TASK INSTRUCTIONS
Show every line where "Popularity" occurs.

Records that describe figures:
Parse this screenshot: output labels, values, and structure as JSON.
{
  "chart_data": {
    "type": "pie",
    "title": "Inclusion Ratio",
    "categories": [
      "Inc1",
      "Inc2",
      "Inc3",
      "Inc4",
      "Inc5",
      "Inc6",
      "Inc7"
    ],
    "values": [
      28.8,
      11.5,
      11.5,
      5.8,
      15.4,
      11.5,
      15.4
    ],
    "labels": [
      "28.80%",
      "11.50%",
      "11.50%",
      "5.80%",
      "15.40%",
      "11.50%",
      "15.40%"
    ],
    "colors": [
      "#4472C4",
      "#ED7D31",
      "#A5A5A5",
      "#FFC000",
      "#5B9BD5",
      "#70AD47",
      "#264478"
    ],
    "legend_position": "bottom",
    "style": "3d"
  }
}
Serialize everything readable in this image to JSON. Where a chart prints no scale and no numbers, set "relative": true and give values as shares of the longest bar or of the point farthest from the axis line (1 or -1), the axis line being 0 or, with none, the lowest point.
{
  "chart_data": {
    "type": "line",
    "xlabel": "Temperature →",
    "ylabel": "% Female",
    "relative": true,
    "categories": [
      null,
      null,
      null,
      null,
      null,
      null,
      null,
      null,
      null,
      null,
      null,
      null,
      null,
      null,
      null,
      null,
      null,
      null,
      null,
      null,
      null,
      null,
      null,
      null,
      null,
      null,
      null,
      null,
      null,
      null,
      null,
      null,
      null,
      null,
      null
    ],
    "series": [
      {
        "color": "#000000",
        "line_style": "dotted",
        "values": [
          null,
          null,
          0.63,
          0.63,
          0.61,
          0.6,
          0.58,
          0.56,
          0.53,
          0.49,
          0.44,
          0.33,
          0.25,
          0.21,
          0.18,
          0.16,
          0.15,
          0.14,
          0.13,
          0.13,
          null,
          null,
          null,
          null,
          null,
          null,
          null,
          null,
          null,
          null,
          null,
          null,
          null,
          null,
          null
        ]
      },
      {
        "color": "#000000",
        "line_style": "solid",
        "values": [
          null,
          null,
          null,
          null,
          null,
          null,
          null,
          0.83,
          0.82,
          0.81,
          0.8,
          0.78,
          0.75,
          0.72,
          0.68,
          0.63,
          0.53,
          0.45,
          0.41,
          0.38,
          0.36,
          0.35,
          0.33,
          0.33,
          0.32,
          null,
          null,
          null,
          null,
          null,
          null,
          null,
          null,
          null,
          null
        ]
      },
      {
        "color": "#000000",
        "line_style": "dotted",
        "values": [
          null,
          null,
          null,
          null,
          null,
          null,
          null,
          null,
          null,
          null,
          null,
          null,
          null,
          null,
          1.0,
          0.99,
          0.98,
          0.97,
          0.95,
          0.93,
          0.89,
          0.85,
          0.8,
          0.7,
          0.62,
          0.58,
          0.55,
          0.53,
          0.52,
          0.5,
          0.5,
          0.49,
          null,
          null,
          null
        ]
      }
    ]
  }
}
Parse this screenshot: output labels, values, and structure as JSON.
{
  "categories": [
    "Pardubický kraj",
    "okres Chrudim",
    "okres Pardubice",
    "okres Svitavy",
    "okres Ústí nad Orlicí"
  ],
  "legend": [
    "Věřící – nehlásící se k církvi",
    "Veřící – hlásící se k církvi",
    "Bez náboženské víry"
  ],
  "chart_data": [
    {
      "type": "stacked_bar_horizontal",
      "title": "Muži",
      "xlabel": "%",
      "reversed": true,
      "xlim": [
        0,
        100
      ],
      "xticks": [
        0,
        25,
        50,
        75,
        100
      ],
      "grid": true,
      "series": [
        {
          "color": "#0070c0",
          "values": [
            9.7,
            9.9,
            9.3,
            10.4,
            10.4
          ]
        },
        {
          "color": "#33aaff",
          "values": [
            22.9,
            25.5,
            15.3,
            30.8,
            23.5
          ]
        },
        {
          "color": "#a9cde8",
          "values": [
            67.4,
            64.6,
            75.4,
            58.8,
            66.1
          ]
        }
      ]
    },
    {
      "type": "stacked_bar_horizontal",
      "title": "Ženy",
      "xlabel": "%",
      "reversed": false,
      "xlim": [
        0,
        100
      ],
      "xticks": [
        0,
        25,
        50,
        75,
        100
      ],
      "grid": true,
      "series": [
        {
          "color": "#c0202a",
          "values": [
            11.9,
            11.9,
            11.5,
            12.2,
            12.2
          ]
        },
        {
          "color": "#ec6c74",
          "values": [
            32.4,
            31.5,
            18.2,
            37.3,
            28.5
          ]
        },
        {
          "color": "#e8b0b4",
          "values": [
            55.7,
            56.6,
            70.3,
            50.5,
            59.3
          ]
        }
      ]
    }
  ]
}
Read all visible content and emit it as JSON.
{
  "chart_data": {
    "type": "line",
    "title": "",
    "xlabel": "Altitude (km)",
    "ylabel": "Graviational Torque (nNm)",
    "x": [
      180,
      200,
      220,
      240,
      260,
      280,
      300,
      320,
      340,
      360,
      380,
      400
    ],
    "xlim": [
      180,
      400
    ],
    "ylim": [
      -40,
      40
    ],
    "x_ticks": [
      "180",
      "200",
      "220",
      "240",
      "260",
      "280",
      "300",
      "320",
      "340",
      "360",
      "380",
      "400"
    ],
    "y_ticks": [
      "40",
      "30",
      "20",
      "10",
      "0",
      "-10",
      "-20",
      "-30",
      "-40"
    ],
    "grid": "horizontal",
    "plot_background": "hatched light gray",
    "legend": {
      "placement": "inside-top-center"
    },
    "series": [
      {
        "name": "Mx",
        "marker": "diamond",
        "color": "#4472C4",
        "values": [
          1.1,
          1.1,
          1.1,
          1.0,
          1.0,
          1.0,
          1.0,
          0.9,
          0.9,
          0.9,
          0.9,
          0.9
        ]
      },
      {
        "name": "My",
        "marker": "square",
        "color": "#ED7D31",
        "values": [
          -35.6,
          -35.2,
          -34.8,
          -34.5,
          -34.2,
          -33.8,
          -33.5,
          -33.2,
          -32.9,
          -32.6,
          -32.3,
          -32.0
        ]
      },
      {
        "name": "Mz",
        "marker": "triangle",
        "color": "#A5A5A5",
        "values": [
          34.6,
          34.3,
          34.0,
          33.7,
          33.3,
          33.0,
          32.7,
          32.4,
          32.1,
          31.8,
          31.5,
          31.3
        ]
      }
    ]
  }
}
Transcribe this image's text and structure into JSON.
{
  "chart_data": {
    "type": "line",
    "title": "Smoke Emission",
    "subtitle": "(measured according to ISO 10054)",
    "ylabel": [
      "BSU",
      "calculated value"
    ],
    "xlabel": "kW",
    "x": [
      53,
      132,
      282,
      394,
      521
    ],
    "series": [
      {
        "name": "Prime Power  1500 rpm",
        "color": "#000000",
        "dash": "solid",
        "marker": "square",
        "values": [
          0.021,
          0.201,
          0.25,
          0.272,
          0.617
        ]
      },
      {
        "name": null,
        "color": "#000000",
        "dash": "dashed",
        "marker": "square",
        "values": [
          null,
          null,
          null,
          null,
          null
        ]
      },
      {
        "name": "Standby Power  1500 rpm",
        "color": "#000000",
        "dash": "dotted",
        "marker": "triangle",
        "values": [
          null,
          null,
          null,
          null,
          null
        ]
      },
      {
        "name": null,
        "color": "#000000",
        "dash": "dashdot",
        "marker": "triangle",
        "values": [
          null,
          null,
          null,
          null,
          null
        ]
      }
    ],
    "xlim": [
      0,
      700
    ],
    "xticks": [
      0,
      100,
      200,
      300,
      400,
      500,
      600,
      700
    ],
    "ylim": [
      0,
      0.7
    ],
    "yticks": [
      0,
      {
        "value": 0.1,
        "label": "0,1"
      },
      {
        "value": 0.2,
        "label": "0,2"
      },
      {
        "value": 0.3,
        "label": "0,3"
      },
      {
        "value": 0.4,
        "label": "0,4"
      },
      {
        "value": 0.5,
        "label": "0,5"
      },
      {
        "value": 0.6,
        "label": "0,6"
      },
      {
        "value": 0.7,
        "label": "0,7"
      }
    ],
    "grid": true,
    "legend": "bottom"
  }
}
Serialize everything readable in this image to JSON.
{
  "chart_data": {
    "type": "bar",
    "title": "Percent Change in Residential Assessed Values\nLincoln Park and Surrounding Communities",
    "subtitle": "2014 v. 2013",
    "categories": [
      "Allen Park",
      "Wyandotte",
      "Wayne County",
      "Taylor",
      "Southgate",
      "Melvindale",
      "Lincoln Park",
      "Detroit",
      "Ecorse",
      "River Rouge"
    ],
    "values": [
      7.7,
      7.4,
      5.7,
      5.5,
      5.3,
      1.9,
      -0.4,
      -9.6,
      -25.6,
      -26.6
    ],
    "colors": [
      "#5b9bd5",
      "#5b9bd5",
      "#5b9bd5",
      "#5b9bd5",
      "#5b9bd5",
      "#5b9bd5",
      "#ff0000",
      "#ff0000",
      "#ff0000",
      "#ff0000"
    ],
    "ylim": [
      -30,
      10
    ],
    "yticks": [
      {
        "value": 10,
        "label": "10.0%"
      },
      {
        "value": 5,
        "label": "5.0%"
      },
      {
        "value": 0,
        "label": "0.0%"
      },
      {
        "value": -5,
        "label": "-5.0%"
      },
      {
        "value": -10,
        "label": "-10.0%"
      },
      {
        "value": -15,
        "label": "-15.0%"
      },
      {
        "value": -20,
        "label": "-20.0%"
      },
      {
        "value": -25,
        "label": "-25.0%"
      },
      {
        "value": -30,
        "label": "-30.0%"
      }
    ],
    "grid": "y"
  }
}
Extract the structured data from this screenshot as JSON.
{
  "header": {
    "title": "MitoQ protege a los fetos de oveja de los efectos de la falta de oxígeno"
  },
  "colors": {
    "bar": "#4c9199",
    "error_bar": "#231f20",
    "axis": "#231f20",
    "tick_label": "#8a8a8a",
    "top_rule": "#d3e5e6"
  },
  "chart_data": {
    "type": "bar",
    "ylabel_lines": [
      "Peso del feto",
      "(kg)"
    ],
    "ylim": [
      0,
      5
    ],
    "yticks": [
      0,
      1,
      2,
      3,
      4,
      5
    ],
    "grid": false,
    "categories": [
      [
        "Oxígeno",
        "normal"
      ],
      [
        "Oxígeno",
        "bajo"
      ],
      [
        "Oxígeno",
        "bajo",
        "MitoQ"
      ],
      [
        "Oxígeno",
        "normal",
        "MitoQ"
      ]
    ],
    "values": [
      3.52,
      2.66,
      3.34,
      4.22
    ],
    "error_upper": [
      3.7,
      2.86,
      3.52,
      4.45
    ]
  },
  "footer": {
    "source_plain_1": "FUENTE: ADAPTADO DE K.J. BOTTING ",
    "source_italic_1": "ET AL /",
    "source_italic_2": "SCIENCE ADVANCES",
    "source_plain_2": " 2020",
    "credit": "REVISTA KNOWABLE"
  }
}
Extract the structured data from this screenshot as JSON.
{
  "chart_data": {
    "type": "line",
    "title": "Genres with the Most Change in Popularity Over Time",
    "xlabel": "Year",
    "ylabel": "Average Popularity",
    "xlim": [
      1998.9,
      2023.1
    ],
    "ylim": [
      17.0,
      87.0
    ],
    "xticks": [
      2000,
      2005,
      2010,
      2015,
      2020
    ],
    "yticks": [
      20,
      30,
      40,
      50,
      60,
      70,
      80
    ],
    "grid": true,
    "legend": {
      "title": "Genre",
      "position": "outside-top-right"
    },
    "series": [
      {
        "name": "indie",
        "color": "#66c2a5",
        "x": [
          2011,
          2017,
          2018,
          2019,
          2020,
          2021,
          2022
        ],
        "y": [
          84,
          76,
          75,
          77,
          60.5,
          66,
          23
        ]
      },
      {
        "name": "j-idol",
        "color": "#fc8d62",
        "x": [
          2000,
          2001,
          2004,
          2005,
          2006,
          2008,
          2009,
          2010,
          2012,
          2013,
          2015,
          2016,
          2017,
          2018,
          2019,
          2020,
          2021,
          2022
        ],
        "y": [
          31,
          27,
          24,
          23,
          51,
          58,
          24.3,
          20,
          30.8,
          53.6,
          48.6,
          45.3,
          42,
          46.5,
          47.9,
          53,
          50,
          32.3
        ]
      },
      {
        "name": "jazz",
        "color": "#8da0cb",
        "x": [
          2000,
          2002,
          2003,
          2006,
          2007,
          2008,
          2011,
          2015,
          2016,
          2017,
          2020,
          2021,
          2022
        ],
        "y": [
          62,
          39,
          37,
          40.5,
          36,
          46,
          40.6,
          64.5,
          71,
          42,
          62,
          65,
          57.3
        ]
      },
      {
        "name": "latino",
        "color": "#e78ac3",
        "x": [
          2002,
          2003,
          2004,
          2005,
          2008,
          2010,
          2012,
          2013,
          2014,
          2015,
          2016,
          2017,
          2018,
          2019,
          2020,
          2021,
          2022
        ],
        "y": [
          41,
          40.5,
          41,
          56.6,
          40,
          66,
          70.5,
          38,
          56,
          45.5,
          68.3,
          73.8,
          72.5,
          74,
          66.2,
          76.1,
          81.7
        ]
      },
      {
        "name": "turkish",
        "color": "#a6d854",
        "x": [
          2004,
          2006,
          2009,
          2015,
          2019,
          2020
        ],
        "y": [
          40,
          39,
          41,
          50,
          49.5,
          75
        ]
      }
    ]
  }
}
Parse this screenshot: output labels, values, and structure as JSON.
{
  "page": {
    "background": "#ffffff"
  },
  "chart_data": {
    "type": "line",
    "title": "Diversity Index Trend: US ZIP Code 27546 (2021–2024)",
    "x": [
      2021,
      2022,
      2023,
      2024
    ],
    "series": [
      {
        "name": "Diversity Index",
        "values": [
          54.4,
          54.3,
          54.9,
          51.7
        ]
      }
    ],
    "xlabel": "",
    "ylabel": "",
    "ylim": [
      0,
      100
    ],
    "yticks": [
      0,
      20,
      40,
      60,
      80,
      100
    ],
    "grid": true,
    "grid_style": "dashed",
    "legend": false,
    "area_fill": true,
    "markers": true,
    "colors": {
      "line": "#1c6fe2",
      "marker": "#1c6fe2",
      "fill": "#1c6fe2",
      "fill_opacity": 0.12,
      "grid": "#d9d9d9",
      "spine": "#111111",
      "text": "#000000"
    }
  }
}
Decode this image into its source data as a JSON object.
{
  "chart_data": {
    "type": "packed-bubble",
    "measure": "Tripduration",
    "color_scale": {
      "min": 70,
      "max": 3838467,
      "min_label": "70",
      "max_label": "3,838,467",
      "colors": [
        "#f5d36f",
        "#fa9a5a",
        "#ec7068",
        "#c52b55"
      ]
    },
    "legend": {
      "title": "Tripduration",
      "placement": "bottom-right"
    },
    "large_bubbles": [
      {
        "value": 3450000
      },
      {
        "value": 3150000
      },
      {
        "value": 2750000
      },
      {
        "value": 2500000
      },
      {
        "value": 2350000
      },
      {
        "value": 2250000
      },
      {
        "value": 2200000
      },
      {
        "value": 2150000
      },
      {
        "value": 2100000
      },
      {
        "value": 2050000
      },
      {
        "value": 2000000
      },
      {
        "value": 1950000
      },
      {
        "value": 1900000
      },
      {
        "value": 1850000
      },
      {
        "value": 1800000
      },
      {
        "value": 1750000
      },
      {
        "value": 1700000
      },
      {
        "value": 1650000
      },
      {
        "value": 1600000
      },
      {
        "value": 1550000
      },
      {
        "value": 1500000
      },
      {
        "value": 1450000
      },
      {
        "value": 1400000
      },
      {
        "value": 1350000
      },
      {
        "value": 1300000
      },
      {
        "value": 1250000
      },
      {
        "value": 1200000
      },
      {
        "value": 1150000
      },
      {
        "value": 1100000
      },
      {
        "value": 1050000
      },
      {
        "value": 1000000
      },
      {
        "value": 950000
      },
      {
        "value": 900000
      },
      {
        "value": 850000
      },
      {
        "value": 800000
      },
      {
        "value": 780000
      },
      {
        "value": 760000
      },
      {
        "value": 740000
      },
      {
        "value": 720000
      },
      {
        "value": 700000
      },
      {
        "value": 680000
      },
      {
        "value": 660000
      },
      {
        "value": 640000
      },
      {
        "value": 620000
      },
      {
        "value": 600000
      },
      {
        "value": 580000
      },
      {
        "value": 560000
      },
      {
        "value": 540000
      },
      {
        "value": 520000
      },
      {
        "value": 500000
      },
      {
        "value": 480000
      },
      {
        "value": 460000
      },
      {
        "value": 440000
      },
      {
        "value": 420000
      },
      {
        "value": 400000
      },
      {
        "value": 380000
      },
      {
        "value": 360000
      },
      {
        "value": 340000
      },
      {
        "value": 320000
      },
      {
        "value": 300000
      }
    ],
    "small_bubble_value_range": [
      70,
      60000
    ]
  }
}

RESPONSE
    "title": "Genres with the Most Change in Popularity Over Time",
    "ylabel": "Average Popularity",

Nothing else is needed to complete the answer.